* begin *

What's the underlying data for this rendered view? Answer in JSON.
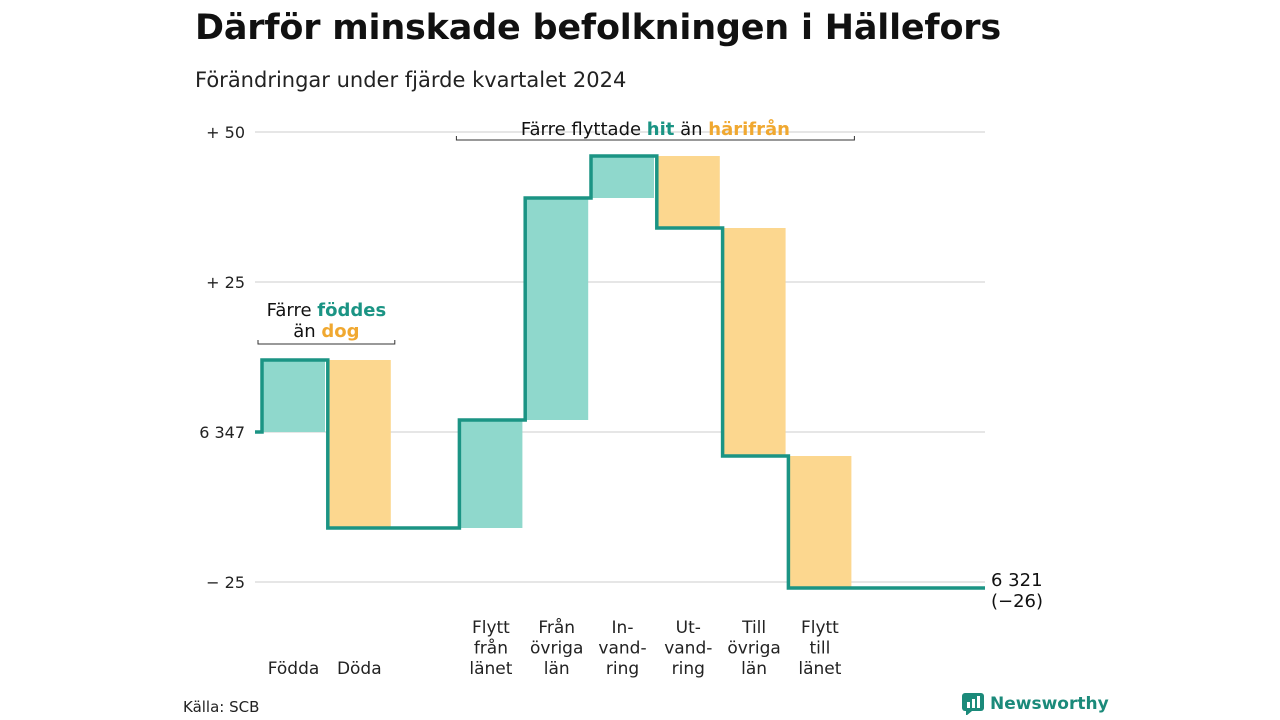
{
  "title": "Därför minskade befolkningen i Hällefors",
  "subtitle": "Förändringar under fjärde kvartalet 2024",
  "source": "Källa: SCB",
  "logo_text": "Newsworthy",
  "colors": {
    "increase": "#8fd8cc",
    "decrease": "#fcd78f",
    "line": "#1b9484",
    "grid": "#dddddd"
  },
  "chart_data": {
    "type": "bar",
    "subtype": "waterfall",
    "baseline": 6347,
    "end_value": 6321,
    "end_label": [
      "6 321",
      "(−26)"
    ],
    "ylim": [
      -27,
      52
    ],
    "yticks": [
      {
        "value": 50,
        "label": "+ 50"
      },
      {
        "value": 25,
        "label": "+ 25"
      },
      {
        "value": 0,
        "label": "6 347"
      },
      {
        "value": -25,
        "label": "− 25"
      }
    ],
    "categories": [
      {
        "label": [
          "Födda"
        ],
        "value": 12,
        "slot": 0
      },
      {
        "label": [
          "Döda"
        ],
        "value": -28,
        "slot": 1
      },
      {
        "label": [
          "Flytt",
          "från",
          "länet"
        ],
        "value": 18,
        "slot": 3
      },
      {
        "label": [
          "Från",
          "övriga",
          "län"
        ],
        "value": 37,
        "slot": 4
      },
      {
        "label": [
          "In-",
          "vand-",
          "ring"
        ],
        "value": 7,
        "slot": 5
      },
      {
        "label": [
          "Ut-",
          "vand-",
          "ring"
        ],
        "value": -12,
        "slot": 6
      },
      {
        "label": [
          "Till",
          "övriga",
          "län"
        ],
        "value": -38,
        "slot": 7
      },
      {
        "label": [
          "Flytt",
          "till",
          "länet"
        ],
        "value": -22,
        "slot": 8
      }
    ],
    "annotations": [
      {
        "parts": [
          "Färre ",
          "föddes"
        ],
        "parts2": [
          "än ",
          "dog"
        ],
        "from_slot": 0,
        "to_slot": 1
      },
      {
        "parts": [
          "Färre flyttade ",
          "hit",
          " än ",
          "härifrån"
        ],
        "from_slot": 3,
        "to_slot": 8
      }
    ]
  }
}
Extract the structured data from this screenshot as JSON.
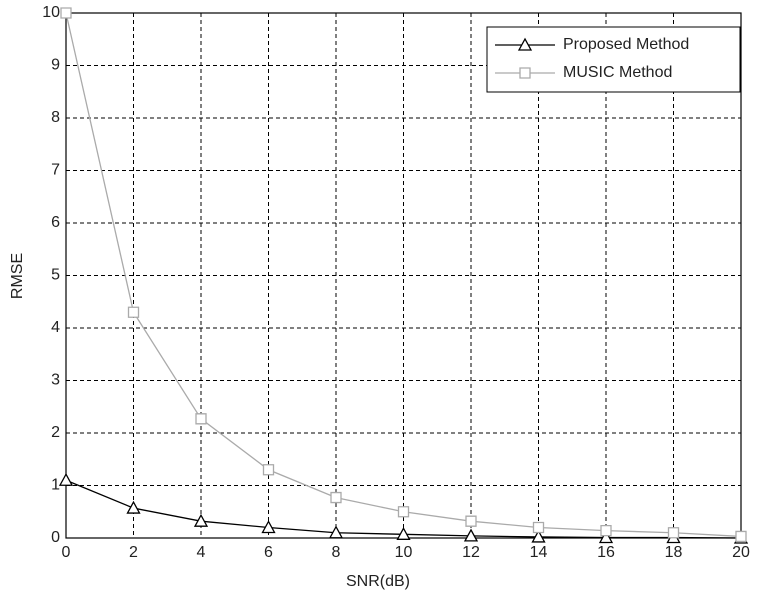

* end *

## What to work on
Calculate how many lines of the material include the string "JSON", and state that number by itself.

## Correct response
2